Work to complete:
Make an exact copy of the records, with the images left out.

Data supplied:

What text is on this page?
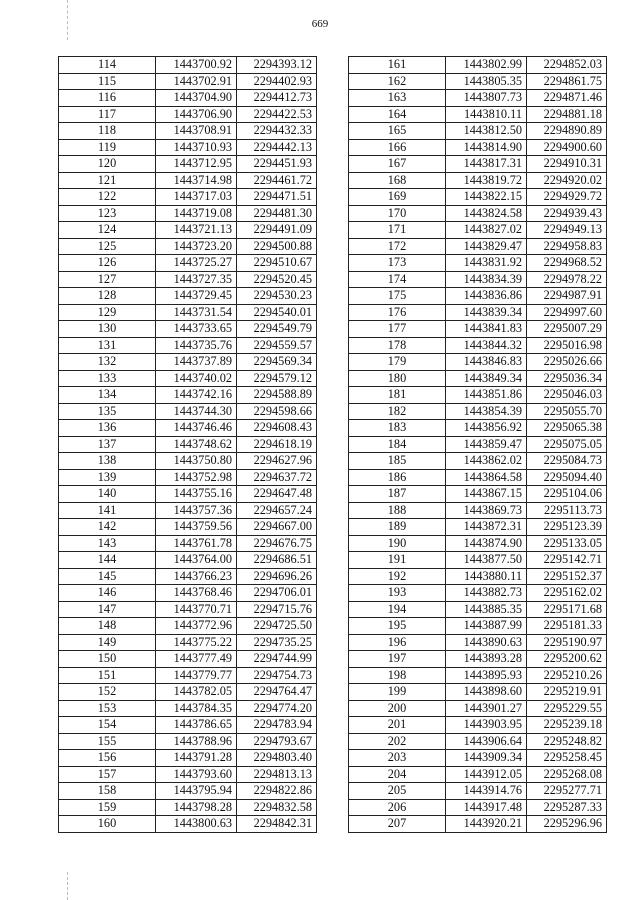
669
114	1443700.92	2294393.12
115	1443702.91	2294402.93
116	1443704.90	2294412.73
117	1443706.90	2294422.53
118	1443708.91	2294432.33
119	1443710.93	2294442.13
120	1443712.95	2294451.93
121	1443714.98	2294461.72
122	1443717.03	2294471.51
123	1443719.08	2294481.30
124	1443721.13	2294491.09
125	1443723.20	2294500.88
126	1443725.27	2294510.67
127	1443727.35	2294520.45
128	1443729.45	2294530.23
129	1443731.54	2294540.01
130	1443733.65	2294549.79
131	1443735.76	2294559.57
132	1443737.89	2294569.34
133	1443740.02	2294579.12
134	1443742.16	2294588.89
135	1443744.30	2294598.66
136	1443746.46	2294608.43
137	1443748.62	2294618.19
138	1443750.80	2294627.96
139	1443752.98	2294637.72
140	1443755.16	2294647.48
141	1443757.36	2294657.24
142	1443759.56	2294667.00
143	1443761.78	2294676.75
144	1443764.00	2294686.51
145	1443766.23	2294696.26
146	1443768.46	2294706.01
147	1443770.71	2294715.76
148	1443772.96	2294725.50
149	1443775.22	2294735.25
150	1443777.49	2294744.99
151	1443779.77	2294754.73
152	1443782.05	2294764.47
153	1443784.35	2294774.20
154	1443786.65	2294783.94
155	1443788.96	2294793.67
156	1443791.28	2294803.40
157	1443793.60	2294813.13
158	1443795.94	2294822.86
159	1443798.28	2294832.58
160	1443800.63	2294842.31
161	1443802.99	2294852.03
162	1443805.35	2294861.75
163	1443807.73	2294871.46
164	1443810.11	2294881.18
165	1443812.50	2294890.89
166	1443814.90	2294900.60
167	1443817.31	2294910.31
168	1443819.72	2294920.02
169	1443822.15	2294929.72
170	1443824.58	2294939.43
171	1443827.02	2294949.13
172	1443829.47	2294958.83
173	1443831.92	2294968.52
174	1443834.39	2294978.22
175	1443836.86	2294987.91
176	1443839.34	2294997.60
177	1443841.83	2295007.29
178	1443844.32	2295016.98
179	1443846.83	2295026.66
180	1443849.34	2295036.34
181	1443851.86	2295046.03
182	1443854.39	2295055.70
183	1443856.92	2295065.38
184	1443859.47	2295075.05
185	1443862.02	2295084.73
186	1443864.58	2295094.40
187	1443867.15	2295104.06
188	1443869.73	2295113.73
189	1443872.31	2295123.39
190	1443874.90	2295133.05
191	1443877.50	2295142.71
192	1443880.11	2295152.37
193	1443882.73	2295162.02
194	1443885.35	2295171.68
195	1443887.99	2295181.33
196	1443890.63	2295190.97
197	1443893.28	2295200.62
198	1443895.93	2295210.26
199	1443898.60	2295219.91
200	1443901.27	2295229.55
201	1443903.95	2295239.18
202	1443906.64	2295248.82
203	1443909.34	2295258.45
204	1443912.05	2295268.08
205	1443914.76	2295277.71
206	1443917.48	2295287.33
207	1443920.21	2295296.96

Correct output:
What text is on this page?
669
114	1443700.92	2294393.12
115	1443702.91	2294402.93
116	1443704.90	2294412.73
117	1443706.90	2294422.53
118	1443708.91	2294432.33
119	1443710.93	2294442.13
120	1443712.95	2294451.93
121	1443714.98	2294461.72
122	1443717.03	2294471.51
123	1443719.08	2294481.30
124	1443721.13	2294491.09
125	1443723.20	2294500.88
126	1443725.27	2294510.67
127	1443727.35	2294520.45
128	1443729.45	2294530.23
129	1443731.54	2294540.01
130	1443733.65	2294549.79
131	1443735.76	2294559.57
132	1443737.89	2294569.34
133	1443740.02	2294579.12
134	1443742.16	2294588.89
135	1443744.30	2294598.66
136	1443746.46	2294608.43
137	1443748.62	2294618.19
138	1443750.80	2294627.96
139	1443752.98	2294637.72
140	1443755.16	2294647.48
141	1443757.36	2294657.24
142	1443759.56	2294667.00
143	1443761.78	2294676.75
144	1443764.00	2294686.51
145	1443766.23	2294696.26
146	1443768.46	2294706.01
147	1443770.71	2294715.76
148	1443772.96	2294725.50
149	1443775.22	2294735.25
150	1443777.49	2294744.99
151	1443779.77	2294754.73
152	1443782.05	2294764.47
153	1443784.35	2294774.20
154	1443786.65	2294783.94
155	1443788.96	2294793.67
156	1443791.28	2294803.40
157	1443793.60	2294813.13
158	1443795.94	2294822.86
159	1443798.28	2294832.58
160	1443800.63	2294842.31
161	1443802.99	2294852.03
162	1443805.35	2294861.75
163	1443807.73	2294871.46
164	1443810.11	2294881.18
165	1443812.50	2294890.89
166	1443814.90	2294900.60
167	1443817.31	2294910.31
168	1443819.72	2294920.02
169	1443822.15	2294929.72
170	1443824.58	2294939.43
171	1443827.02	2294949.13
172	1443829.47	2294958.83
173	1443831.92	2294968.52
174	1443834.39	2294978.22
175	1443836.86	2294987.91
176	1443839.34	2294997.60
177	1443841.83	2295007.29
178	1443844.32	2295016.98
179	1443846.83	2295026.66
180	1443849.34	2295036.34
181	1443851.86	2295046.03
182	1443854.39	2295055.70
183	1443856.92	2295065.38
184	1443859.47	2295075.05
185	1443862.02	2295084.73
186	1443864.58	2295094.40
187	1443867.15	2295104.06
188	1443869.73	2295113.73
189	1443872.31	2295123.39
190	1443874.90	2295133.05
191	1443877.50	2295142.71
192	1443880.11	2295152.37
193	1443882.73	2295162.02
194	1443885.35	2295171.68
195	1443887.99	2295181.33
196	1443890.63	2295190.97
197	1443893.28	2295200.62
198	1443895.93	2295210.26
199	1443898.60	2295219.91
200	1443901.27	2295229.55
201	1443903.95	2295239.18
202	1443906.64	2295248.82
203	1443909.34	2295258.45
204	1443912.05	2295268.08
205	1443914.76	2295277.71
206	1443917.48	2295287.33
207	1443920.21	2295296.96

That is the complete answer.